Tally up the lines in the following entries where the string "letter" appears, and answer with the number alone.

Data to examine below:

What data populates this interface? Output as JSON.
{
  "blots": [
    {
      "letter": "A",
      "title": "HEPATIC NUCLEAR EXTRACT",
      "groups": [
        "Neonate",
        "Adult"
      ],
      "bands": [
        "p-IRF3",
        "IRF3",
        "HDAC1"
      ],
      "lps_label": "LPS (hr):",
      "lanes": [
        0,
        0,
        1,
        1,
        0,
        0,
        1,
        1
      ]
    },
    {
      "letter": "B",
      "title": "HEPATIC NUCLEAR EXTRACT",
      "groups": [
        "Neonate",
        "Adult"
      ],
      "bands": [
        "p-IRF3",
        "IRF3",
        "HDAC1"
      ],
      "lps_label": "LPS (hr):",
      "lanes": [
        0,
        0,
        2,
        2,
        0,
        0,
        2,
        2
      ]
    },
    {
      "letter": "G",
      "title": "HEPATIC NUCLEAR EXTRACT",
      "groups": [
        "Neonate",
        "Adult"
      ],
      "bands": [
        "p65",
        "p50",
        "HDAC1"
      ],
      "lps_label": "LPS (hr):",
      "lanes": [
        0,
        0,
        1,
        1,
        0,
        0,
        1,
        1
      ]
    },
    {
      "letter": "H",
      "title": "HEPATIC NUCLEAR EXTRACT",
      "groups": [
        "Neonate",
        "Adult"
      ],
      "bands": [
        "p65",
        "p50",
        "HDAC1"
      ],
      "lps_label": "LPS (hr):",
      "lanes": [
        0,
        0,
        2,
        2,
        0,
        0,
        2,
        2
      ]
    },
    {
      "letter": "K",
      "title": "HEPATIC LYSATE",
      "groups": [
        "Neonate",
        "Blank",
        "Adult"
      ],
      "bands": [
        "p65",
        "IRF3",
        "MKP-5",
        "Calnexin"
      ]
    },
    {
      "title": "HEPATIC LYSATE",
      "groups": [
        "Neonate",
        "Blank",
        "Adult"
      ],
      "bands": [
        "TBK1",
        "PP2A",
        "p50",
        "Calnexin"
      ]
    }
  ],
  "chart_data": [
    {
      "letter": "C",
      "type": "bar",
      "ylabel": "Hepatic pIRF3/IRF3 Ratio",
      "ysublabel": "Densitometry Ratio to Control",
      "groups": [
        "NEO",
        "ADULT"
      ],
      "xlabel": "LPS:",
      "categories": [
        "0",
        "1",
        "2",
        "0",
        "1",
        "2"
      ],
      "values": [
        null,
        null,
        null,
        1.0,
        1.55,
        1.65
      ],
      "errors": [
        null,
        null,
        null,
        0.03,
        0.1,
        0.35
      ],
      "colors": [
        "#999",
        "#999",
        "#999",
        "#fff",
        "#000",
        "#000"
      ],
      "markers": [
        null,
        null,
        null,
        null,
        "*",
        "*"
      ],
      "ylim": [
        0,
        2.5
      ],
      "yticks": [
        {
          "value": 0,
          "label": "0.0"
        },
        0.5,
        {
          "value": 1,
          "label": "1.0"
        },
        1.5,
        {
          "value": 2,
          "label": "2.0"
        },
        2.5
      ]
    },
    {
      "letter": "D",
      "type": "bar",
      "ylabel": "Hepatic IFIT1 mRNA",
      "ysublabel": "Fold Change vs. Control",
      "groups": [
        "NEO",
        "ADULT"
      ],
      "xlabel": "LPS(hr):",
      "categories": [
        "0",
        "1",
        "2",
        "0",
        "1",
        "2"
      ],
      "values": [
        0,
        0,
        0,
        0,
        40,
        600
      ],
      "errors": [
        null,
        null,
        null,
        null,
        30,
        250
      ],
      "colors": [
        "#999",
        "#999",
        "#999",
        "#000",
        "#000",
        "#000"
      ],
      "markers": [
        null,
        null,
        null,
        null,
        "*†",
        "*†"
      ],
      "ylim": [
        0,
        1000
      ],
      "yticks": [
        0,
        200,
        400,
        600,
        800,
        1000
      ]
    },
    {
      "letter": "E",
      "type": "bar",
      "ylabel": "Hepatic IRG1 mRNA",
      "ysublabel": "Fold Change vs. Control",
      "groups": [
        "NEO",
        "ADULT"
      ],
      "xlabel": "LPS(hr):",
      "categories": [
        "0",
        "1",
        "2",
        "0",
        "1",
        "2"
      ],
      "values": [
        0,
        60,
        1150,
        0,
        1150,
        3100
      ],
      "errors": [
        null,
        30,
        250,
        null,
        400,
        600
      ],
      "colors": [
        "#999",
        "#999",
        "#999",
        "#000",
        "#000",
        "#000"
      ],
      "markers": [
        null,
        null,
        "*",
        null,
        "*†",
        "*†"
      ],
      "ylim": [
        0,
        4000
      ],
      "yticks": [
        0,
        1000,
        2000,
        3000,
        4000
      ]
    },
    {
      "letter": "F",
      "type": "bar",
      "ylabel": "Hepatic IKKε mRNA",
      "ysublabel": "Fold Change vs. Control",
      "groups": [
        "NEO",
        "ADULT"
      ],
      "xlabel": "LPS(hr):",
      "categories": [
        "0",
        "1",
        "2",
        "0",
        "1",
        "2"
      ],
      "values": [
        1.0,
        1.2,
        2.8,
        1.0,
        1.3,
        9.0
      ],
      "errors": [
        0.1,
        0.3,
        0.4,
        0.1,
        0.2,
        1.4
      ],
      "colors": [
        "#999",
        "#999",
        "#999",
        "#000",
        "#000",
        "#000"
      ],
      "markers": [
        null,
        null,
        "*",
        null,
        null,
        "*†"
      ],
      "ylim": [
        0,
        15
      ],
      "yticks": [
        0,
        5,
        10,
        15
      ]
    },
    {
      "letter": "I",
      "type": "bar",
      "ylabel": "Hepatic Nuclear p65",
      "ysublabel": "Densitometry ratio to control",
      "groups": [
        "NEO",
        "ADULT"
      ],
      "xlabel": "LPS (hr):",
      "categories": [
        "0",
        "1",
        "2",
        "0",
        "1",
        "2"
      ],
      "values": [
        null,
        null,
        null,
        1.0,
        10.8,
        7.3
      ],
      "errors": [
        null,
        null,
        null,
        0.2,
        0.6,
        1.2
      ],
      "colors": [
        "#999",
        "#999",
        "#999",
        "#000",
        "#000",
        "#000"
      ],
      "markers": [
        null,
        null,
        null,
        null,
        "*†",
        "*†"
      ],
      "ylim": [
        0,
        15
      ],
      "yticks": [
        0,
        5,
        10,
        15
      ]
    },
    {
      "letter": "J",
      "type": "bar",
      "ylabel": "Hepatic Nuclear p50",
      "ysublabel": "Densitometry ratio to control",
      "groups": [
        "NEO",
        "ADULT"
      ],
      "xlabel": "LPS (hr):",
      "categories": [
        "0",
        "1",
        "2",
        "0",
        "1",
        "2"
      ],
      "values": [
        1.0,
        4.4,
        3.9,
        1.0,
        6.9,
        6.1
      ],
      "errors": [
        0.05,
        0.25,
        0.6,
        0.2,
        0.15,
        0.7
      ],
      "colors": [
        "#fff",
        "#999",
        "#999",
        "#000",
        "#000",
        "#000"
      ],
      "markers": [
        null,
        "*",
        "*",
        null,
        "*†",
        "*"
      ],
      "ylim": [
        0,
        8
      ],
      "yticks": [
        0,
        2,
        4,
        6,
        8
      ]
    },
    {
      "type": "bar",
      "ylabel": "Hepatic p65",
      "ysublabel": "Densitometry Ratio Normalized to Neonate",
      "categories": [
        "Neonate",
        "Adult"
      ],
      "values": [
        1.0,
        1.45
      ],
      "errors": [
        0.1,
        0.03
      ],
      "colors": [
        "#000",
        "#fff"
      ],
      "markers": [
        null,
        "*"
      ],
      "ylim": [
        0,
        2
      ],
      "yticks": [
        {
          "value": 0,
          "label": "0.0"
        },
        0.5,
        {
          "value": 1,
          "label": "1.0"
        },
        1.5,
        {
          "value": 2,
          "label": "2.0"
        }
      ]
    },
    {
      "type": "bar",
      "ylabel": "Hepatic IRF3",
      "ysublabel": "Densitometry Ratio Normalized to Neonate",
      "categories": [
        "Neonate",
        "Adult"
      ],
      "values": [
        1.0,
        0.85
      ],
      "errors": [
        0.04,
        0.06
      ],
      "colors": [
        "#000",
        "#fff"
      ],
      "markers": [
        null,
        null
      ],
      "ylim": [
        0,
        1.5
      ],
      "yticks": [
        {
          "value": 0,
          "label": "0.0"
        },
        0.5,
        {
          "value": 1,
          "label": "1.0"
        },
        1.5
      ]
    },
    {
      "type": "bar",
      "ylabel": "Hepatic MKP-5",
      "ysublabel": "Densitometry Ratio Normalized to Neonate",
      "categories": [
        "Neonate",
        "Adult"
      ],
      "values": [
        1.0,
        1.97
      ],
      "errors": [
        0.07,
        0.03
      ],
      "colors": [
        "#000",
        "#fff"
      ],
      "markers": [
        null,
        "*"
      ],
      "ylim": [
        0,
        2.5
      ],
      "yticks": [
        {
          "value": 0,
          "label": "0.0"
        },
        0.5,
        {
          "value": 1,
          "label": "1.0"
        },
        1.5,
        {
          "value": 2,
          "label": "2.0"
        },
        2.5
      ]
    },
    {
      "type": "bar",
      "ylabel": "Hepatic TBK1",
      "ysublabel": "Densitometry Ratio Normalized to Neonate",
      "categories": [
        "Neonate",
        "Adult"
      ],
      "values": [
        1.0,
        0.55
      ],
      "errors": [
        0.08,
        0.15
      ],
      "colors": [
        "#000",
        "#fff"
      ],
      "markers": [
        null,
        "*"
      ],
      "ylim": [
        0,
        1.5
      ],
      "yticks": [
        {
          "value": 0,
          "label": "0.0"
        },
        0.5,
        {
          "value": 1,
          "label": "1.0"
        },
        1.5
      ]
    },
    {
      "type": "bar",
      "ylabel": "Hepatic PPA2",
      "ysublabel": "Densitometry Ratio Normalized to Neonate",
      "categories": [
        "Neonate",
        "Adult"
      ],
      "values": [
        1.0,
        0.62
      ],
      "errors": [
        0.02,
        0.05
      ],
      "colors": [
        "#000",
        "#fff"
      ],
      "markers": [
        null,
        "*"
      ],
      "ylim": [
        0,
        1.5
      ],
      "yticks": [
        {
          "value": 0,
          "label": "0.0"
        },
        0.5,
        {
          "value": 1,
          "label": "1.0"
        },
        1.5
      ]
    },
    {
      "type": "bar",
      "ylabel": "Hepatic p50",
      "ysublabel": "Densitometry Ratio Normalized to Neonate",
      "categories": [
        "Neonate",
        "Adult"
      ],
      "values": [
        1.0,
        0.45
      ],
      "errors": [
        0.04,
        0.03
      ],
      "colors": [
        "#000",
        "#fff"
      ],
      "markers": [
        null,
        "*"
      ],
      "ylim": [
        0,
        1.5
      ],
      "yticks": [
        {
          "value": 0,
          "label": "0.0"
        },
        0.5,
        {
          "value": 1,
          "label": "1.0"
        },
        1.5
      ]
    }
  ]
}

End of Data to examine.

= Result below =
11